Copy the data that follows, character for character, minus the pictures.

▶ Raw data:
########################################
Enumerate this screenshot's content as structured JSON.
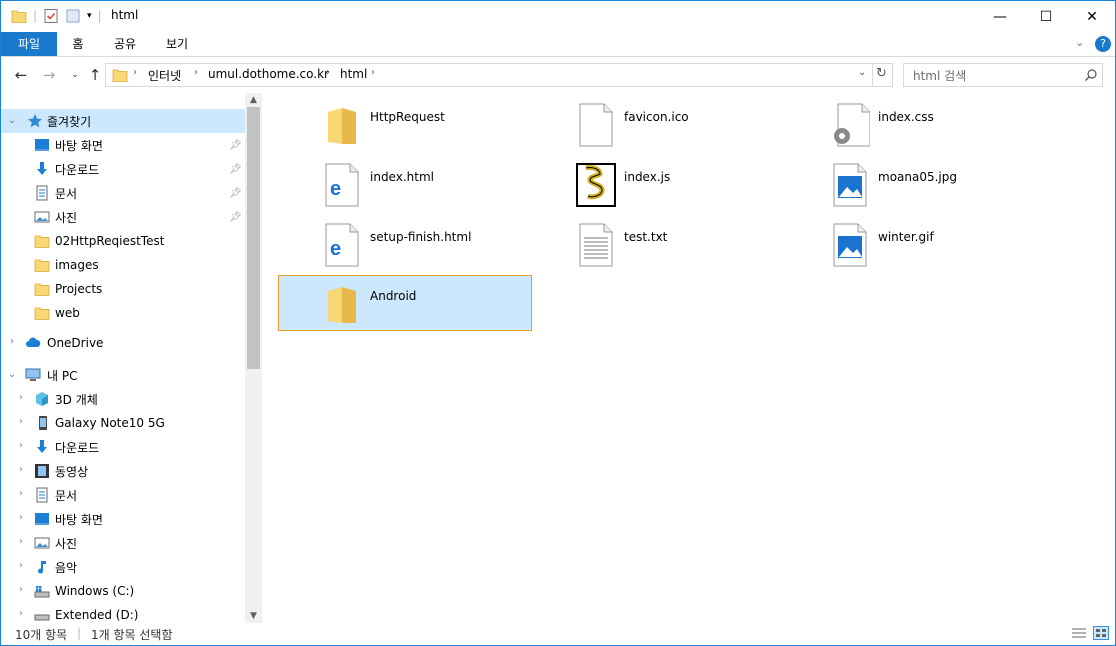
{
  "window": {
    "title": "html",
    "controls": {
      "minimize": "—",
      "maximize": "☐",
      "close": "✕"
    }
  },
  "ribbon": {
    "tabs": [
      {
        "label": "파일"
      },
      {
        "label": "홈"
      },
      {
        "label": "공유"
      },
      {
        "label": "보기"
      }
    ]
  },
  "address": {
    "breadcrumbs": [
      "인터넷",
      "umul.dothome.co.kr",
      "html"
    ]
  },
  "search": {
    "placeholder": "html 검색"
  },
  "sidebar": {
    "quick_access": {
      "label": "즐겨찾기"
    },
    "pinned": [
      {
        "label": "바탕 화면",
        "icon": "desktop-icon"
      },
      {
        "label": "다운로드",
        "icon": "download-icon"
      },
      {
        "label": "문서",
        "icon": "documents-icon"
      },
      {
        "label": "사진",
        "icon": "pictures-icon"
      }
    ],
    "recent": [
      {
        "label": "02HttpReqiestTest"
      },
      {
        "label": "images"
      },
      {
        "label": "Projects"
      },
      {
        "label": "web"
      }
    ],
    "onedrive": {
      "label": "OneDrive"
    },
    "this_pc": {
      "label": "내 PC"
    },
    "pc_items": [
      {
        "label": "3D 개체",
        "icon": "3d-objects-icon"
      },
      {
        "label": "Galaxy Note10 5G",
        "icon": "phone-icon"
      },
      {
        "label": "다운로드",
        "icon": "download-icon"
      },
      {
        "label": "동영상",
        "icon": "videos-icon"
      },
      {
        "label": "문서",
        "icon": "documents-icon"
      },
      {
        "label": "바탕 화면",
        "icon": "desktop-icon"
      },
      {
        "label": "사진",
        "icon": "pictures-icon"
      },
      {
        "label": "음악",
        "icon": "music-icon"
      },
      {
        "label": "Windows (C:)",
        "icon": "drive-c-icon"
      },
      {
        "label": "Extended (D:)",
        "icon": "drive-d-icon"
      }
    ]
  },
  "files": [
    {
      "name": "HttpRequest",
      "type": "folder"
    },
    {
      "name": "favicon.ico",
      "type": "blank"
    },
    {
      "name": "index.css",
      "type": "css"
    },
    {
      "name": "index.html",
      "type": "edge"
    },
    {
      "name": "index.js",
      "type": "script"
    },
    {
      "name": "moana05.jpg",
      "type": "image"
    },
    {
      "name": "setup-finish.html",
      "type": "edge"
    },
    {
      "name": "test.txt",
      "type": "text"
    },
    {
      "name": "winter.gif",
      "type": "image"
    },
    {
      "name": "Android",
      "type": "folder",
      "selected": true
    }
  ],
  "status": {
    "item_count": "10개 항목",
    "selected": "1개 항목 선택함"
  },
  "colors": {
    "accent": "#1979ca",
    "selection": "#cce8ff",
    "folder": "#f8d775"
  }
}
########################################
▶ Worked answer:
Enumerate this screenshot's content as structured JSON.
{
  "window": {
    "title": "html",
    "controls": {
      "minimize": "—",
      "maximize": "☐",
      "close": "✕"
    }
  },
  "ribbon": {
    "tabs": [
      {
        "label": "파일"
      },
      {
        "label": "홈"
      },
      {
        "label": "공유"
      },
      {
        "label": "보기"
      }
    ]
  },
  "address": {
    "breadcrumbs": [
      "인터넷",
      "umul.dothome.co.kr",
      "html"
    ]
  },
  "search": {
    "placeholder": "html 검색"
  },
  "sidebar": {
    "quick_access": {
      "label": "즐겨찾기"
    },
    "pinned": [
      {
        "label": "바탕 화면",
        "icon": "desktop-icon"
      },
      {
        "label": "다운로드",
        "icon": "download-icon"
      },
      {
        "label": "문서",
        "icon": "documents-icon"
      },
      {
        "label": "사진",
        "icon": "pictures-icon"
      }
    ],
    "recent": [
      {
        "label": "02HttpReqiestTest"
      },
      {
        "label": "images"
      },
      {
        "label": "Projects"
      },
      {
        "label": "web"
      }
    ],
    "onedrive": {
      "label": "OneDrive"
    },
    "this_pc": {
      "label": "내 PC"
    },
    "pc_items": [
      {
        "label": "3D 개체",
        "icon": "3d-objects-icon"
      },
      {
        "label": "Galaxy Note10 5G",
        "icon": "phone-icon"
      },
      {
        "label": "다운로드",
        "icon": "download-icon"
      },
      {
        "label": "동영상",
        "icon": "videos-icon"
      },
      {
        "label": "문서",
        "icon": "documents-icon"
      },
      {
        "label": "바탕 화면",
        "icon": "desktop-icon"
      },
      {
        "label": "사진",
        "icon": "pictures-icon"
      },
      {
        "label": "음악",
        "icon": "music-icon"
      },
      {
        "label": "Windows (C:)",
        "icon": "drive-c-icon"
      },
      {
        "label": "Extended (D:)",
        "icon": "drive-d-icon"
      }
    ]
  },
  "files": [
    {
      "name": "HttpRequest",
      "type": "folder"
    },
    {
      "name": "favicon.ico",
      "type": "blank"
    },
    {
      "name": "index.css",
      "type": "css"
    },
    {
      "name": "index.html",
      "type": "edge"
    },
    {
      "name": "index.js",
      "type": "script"
    },
    {
      "name": "moana05.jpg",
      "type": "image"
    },
    {
      "name": "setup-finish.html",
      "type": "edge"
    },
    {
      "name": "test.txt",
      "type": "text"
    },
    {
      "name": "winter.gif",
      "type": "image"
    },
    {
      "name": "Android",
      "type": "folder",
      "selected": true
    }
  ],
  "status": {
    "item_count": "10개 항목",
    "selected": "1개 항목 선택함"
  },
  "colors": {
    "accent": "#1979ca",
    "selection": "#cce8ff",
    "folder": "#f8d775"
  }
}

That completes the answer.